**Written exercise**
Drop every picture, then transcribe the remaining data exactly.
· · · ·
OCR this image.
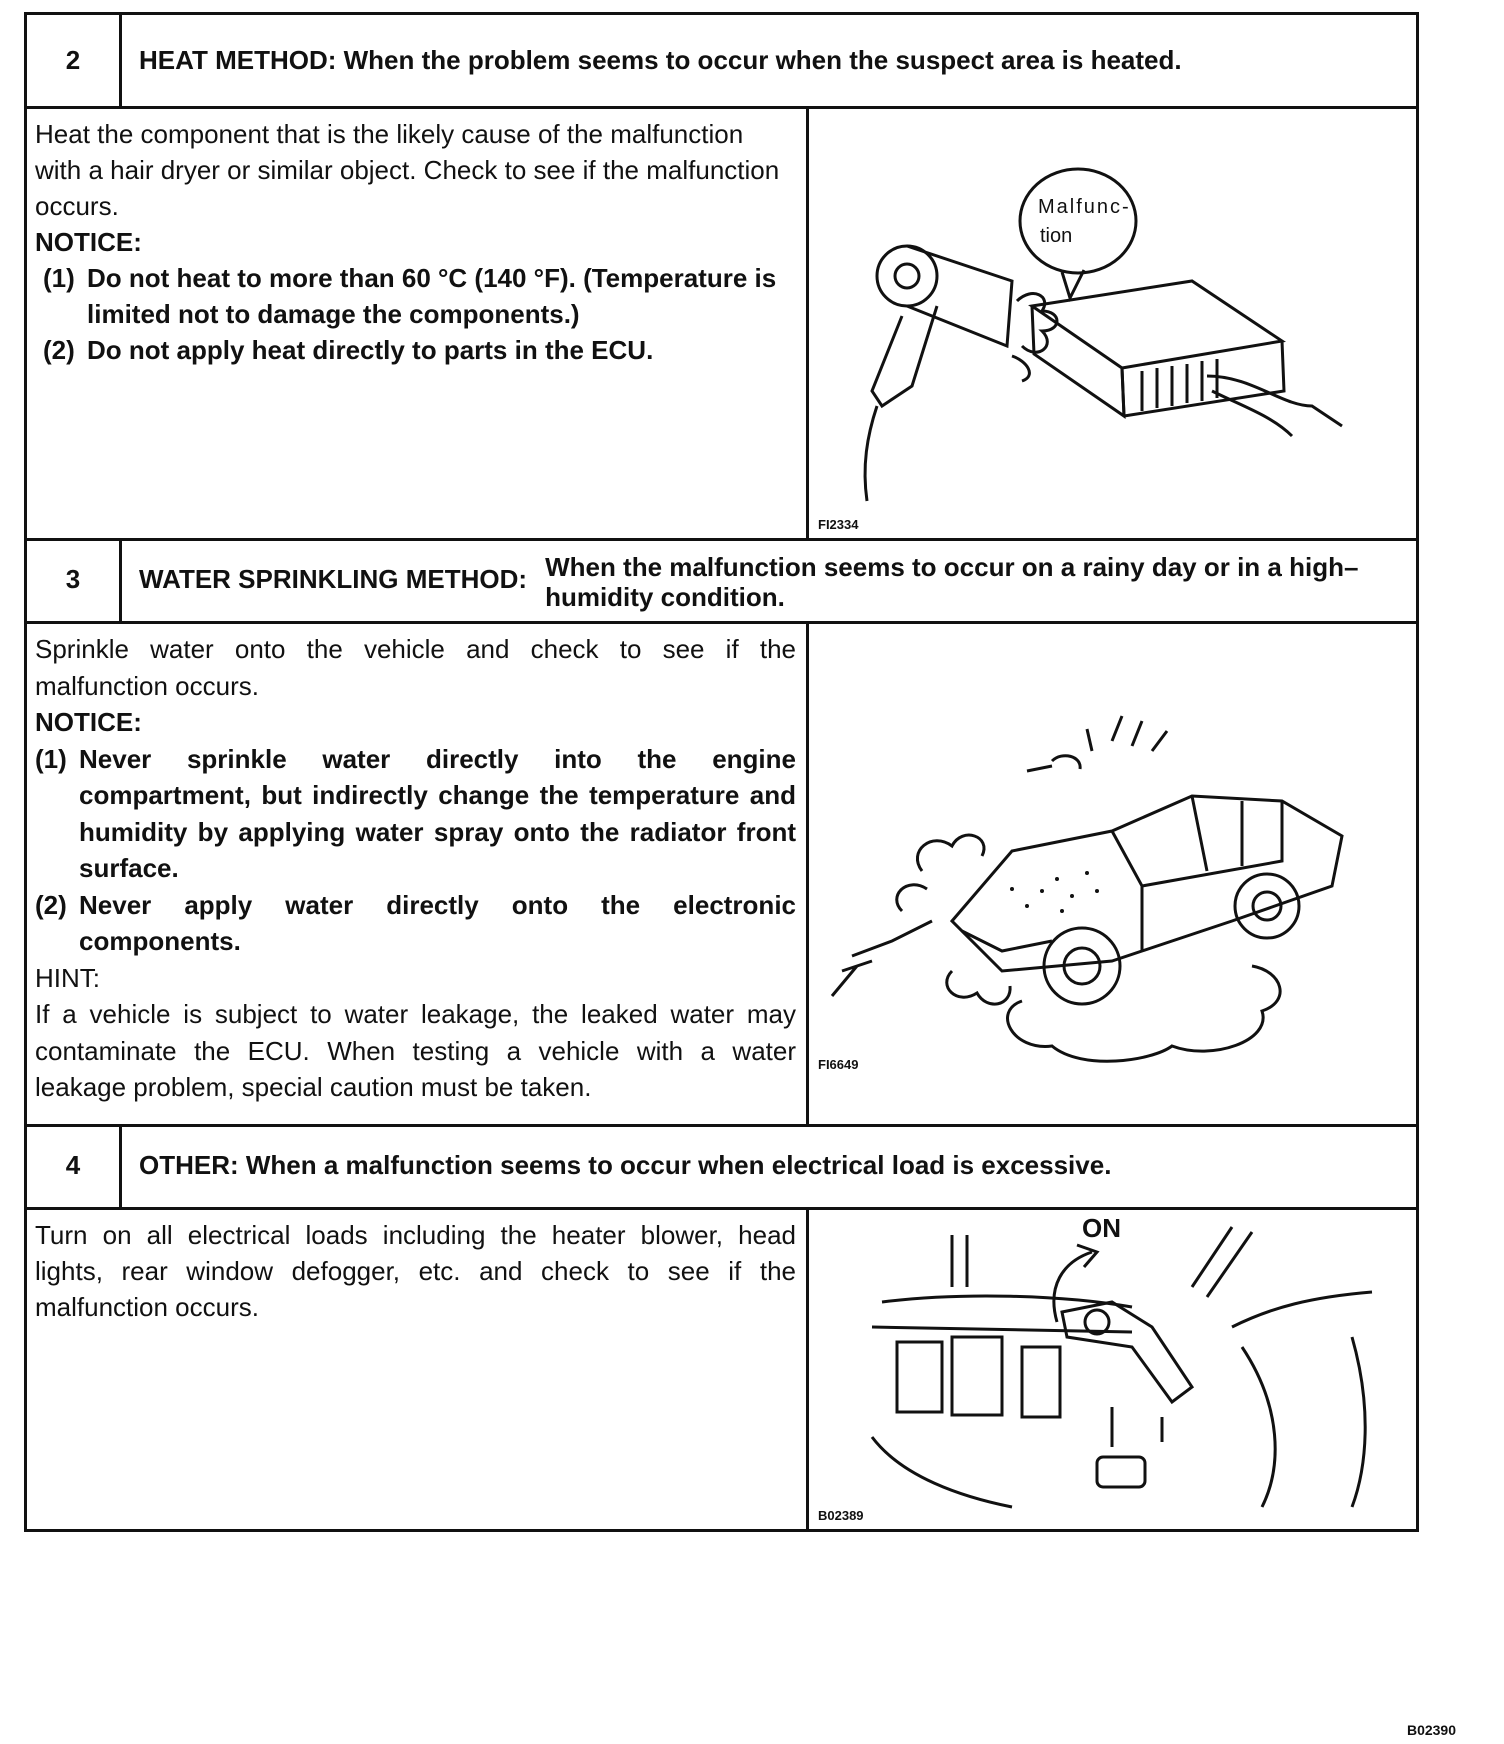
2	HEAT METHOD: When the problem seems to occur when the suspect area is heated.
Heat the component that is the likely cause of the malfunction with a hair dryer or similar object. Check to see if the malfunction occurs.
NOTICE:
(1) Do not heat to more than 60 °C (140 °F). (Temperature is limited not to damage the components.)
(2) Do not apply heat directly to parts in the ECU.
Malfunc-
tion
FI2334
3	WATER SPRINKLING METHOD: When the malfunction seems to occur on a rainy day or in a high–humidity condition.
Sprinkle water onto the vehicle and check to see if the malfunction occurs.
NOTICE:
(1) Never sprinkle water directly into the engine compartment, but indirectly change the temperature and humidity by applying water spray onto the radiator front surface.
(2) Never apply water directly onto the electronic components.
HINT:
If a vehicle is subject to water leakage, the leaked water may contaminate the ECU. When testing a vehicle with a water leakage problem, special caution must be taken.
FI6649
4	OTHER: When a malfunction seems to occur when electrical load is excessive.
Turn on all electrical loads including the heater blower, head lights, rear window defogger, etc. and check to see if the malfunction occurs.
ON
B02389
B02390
· · · ·
**Response to the task**
OCR this image.
2	HEAT METHOD: When the problem seems to occur when the suspect area is heated.
Heat the component that is the likely cause of the malfunction with a hair dryer or similar object. Check to see if the malfunction occurs.
NOTICE:
(1) Do not heat to more than 60 °C (140 °F). (Temperature is limited not to damage the components.)
(2) Do not apply heat directly to parts in the ECU.
Malfunc-
tion
FI2334
3	WATER SPRINKLING METHOD: When the malfunction seems to occur on a rainy day or in a high–humidity condition.
Sprinkle water onto the vehicle and check to see if the malfunction occurs.
NOTICE:
(1) Never sprinkle water directly into the engine compartment, but indirectly change the temperature and humidity by applying water spray onto the radiator front surface.
(2) Never apply water directly onto the electronic components.
HINT:
If a vehicle is subject to water leakage, the leaked water may contaminate the ECU. When testing a vehicle with a water leakage problem, special caution must be taken.
FI6649
4	OTHER: When a malfunction seems to occur when electrical load is excessive.
Turn on all electrical loads including the heater blower, head lights, rear window defogger, etc. and check to see if the malfunction occurs.
ON
B02389
B02390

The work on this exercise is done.